- [SOURCE]
In this paper, a fast phase tracking ADPLL for video pixel clock generation in 65 nm CMOS technology is presented. The proposed digital loop filter stores the median values in the history of the DCO control codes to eliminate the noisy reference clock jitter effects in the frequency tracking and frequency maintenance. Accordingly, the period jitter of the output pixel clock is reduced by the proposed digital loop filter. In addition, in the proposed ADPLL, time-to-digital converters are applied to quantize the phase error into digital codes. Subsequently, the compensation codes for the digitized phase errors are added to the fractional bits of the DCO control codes. Hence, the phase error is immediately compensated for by the DCO dithering scheme with a delta-sigma modulator (DSM). In this way, the proposed fast phase tracking scheme effectively reduces the tracking jitter of the output pixel clock.

The rest of the paper is arranged as follows: the architecture of the proposed ADPLL is introduced in Section II. Section III describes the circuit implementations of the proposed design. Section IV shows the experimental results of the test chip. Finally, Section V concludes with a summary.

# II. THE PROPOSED ADPLL ARCHITECTURE

Fig. 3 shows the block diagram of the proposed ADPLL. The ADPLL is composed of a phase and frequency detector (PFD), a

time-to-digital converter (TDC), a first-order delta-sigma modulator (DSM), an interpolation-type digitally controlled oscillator (DCO), an ADPLL controller, a digital loop filter (DLF) and a frequency divider. The HSYNC is taken as the reference clock, and the HSOUT is the output pixel clock (PIXEL\_CLK) divided by the frequency divider. In addition, the frequency multiplication ratios (N) for different video display resolutions are specified by the VESA display monitor timing standard [22].

- [PROBLEMS]
#1 According to the ADPLL excerpt, which signal serves as the reference clock?
#2 Condense the paragraph of the ADPLL excerpt that begins "In this paper, a fast phase tracking ADPLL" into a bulleted list, keeping its main facts.
#3 Render this sentence from the ADPLL excerpt in French: "Section IV shows the experimental results of the test chip."
The rows come from a separate source.

- [Spatial annotation rows]
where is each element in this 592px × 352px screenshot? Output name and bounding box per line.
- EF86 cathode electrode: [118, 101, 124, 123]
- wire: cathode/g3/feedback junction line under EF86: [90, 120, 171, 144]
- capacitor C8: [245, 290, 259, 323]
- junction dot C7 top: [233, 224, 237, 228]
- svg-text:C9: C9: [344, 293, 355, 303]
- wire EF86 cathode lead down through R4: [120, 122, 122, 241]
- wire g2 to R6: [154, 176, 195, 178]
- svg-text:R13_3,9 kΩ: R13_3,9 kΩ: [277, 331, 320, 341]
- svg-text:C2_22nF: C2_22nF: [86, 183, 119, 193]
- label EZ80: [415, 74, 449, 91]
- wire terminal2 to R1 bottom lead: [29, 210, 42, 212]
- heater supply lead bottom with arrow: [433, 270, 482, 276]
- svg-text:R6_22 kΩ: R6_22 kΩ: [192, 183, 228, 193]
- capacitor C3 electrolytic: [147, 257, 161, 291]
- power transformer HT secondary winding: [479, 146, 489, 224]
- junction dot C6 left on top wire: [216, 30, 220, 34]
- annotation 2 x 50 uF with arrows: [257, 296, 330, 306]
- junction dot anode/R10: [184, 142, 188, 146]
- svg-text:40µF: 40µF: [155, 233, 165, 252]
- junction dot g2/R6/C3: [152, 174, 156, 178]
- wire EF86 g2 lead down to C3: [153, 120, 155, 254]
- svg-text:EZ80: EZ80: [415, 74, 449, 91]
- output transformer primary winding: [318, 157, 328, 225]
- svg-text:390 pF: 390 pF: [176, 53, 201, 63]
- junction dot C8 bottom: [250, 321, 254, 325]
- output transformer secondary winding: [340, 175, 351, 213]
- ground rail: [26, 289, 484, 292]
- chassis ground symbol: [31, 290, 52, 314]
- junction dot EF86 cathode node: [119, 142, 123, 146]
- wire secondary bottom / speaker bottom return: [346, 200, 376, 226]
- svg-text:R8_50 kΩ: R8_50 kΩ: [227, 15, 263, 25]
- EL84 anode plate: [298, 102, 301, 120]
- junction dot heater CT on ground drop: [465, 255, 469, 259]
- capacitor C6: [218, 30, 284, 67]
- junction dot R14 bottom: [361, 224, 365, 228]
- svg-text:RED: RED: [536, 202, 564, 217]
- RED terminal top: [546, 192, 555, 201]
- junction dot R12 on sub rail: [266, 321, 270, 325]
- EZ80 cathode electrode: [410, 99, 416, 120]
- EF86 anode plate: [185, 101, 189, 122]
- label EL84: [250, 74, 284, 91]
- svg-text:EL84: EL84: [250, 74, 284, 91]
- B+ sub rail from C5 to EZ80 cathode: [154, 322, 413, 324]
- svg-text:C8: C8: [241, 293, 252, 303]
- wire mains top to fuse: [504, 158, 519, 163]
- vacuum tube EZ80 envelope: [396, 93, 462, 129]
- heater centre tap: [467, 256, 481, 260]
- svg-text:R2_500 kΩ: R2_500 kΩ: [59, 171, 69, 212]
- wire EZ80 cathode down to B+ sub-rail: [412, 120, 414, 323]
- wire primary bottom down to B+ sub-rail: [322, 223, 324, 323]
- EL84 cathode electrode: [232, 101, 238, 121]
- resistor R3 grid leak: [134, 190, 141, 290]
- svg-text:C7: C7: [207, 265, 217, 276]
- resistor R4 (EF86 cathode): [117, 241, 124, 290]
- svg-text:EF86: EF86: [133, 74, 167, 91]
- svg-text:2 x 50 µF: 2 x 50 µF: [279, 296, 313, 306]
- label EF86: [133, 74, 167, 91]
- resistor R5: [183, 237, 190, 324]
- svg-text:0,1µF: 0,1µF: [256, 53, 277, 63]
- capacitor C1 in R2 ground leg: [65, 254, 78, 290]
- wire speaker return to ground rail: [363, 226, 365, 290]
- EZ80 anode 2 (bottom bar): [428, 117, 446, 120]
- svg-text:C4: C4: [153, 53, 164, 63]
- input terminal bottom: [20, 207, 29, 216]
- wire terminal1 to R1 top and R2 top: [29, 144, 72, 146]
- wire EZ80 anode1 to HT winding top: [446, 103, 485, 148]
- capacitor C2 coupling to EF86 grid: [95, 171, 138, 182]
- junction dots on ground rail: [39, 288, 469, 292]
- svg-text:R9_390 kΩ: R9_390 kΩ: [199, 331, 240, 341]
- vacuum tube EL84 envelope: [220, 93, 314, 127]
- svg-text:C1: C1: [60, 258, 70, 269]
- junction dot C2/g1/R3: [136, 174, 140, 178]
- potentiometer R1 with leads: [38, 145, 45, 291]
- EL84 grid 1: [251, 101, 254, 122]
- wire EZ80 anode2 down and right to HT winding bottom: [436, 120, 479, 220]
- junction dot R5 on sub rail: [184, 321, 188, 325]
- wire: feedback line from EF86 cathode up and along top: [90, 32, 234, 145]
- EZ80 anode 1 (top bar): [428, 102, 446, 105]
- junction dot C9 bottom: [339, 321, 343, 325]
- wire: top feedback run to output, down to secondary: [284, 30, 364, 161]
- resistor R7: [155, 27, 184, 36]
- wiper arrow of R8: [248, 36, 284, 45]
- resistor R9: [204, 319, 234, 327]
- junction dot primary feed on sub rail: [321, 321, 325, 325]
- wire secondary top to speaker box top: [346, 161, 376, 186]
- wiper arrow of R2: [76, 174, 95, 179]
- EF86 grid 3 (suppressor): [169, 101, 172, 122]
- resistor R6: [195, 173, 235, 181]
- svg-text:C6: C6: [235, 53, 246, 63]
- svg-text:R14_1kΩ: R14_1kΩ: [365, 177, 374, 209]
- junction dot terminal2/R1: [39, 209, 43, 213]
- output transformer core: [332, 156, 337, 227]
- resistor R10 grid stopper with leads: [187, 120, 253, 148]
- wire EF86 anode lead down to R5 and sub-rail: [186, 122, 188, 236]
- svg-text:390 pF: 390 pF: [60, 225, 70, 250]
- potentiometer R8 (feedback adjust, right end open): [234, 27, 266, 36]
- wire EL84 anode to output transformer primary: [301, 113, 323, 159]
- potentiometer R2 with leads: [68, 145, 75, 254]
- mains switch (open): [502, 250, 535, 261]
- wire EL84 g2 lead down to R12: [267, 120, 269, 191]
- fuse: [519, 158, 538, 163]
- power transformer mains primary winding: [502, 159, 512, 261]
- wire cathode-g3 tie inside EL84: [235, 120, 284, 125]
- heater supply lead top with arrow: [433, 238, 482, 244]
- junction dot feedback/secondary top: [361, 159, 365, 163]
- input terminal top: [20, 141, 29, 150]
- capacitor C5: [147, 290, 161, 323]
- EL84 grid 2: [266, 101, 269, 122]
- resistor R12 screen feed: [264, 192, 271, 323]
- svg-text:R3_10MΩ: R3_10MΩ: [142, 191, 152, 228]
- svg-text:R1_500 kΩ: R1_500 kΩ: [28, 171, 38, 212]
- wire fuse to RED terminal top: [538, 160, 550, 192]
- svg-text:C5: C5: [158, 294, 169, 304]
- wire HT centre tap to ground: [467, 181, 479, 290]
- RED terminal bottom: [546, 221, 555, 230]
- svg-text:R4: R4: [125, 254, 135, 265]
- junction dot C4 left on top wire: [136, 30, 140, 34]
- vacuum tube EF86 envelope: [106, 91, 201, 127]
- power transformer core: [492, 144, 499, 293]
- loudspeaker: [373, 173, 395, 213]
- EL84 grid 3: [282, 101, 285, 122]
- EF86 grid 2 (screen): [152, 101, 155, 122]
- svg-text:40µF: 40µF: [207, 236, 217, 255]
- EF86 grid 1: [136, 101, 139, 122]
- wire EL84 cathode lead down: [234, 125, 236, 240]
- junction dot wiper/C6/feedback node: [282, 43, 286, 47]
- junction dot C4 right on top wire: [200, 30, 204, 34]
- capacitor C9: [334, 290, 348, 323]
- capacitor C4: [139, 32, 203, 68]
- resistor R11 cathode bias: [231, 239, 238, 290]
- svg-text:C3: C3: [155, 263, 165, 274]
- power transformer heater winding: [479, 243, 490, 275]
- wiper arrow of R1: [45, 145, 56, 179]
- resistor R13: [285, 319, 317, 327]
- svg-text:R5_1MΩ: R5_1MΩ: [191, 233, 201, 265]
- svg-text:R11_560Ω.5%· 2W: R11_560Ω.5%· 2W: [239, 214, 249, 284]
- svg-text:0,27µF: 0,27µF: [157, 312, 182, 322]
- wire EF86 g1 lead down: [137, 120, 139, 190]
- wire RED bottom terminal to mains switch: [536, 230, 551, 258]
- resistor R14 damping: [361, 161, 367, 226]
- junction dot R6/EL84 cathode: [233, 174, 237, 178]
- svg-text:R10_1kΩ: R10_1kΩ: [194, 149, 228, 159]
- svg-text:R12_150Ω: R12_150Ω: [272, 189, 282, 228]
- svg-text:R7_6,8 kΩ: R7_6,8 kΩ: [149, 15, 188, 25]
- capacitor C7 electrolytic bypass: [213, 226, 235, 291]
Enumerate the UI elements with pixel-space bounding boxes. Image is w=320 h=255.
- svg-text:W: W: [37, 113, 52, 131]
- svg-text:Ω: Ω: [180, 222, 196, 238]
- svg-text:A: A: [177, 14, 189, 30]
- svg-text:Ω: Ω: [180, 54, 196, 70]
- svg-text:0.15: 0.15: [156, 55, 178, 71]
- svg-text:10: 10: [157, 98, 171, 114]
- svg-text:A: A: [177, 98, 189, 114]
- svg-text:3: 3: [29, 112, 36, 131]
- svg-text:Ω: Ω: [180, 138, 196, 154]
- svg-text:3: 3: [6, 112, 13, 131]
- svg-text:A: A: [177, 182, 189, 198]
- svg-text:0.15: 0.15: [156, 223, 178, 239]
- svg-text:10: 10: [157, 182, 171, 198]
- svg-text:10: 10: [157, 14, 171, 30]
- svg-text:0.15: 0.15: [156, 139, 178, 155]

- [SOLUTIONS BY TASK]
#1 The HSYNC serves as the reference clock.

#2
- A fast phase tracking ADPLL for video pixel clock generation in 65 nm CMOS technology is presented.
- The digital loop filter stores median values from the history of the DCO control codes. This eliminates noisy reference clock jitter effects in frequency tracking and maintenance and reduces the period jitter of the output pixel clock.
- Time-to-digital converters quantize the phase error into digital codes.
- Compensation codes for the digitized phase errors are added to the fractional bits of the DCO control codes. The phase error is then compensated immediately by DCO dithering with a delta-sigma modulator.
- This fast phase tracking scheme effectively reduces the tracking jitter of the output pixel clock.

#3 La section IV présente les résultats expérimentaux de la puce de test.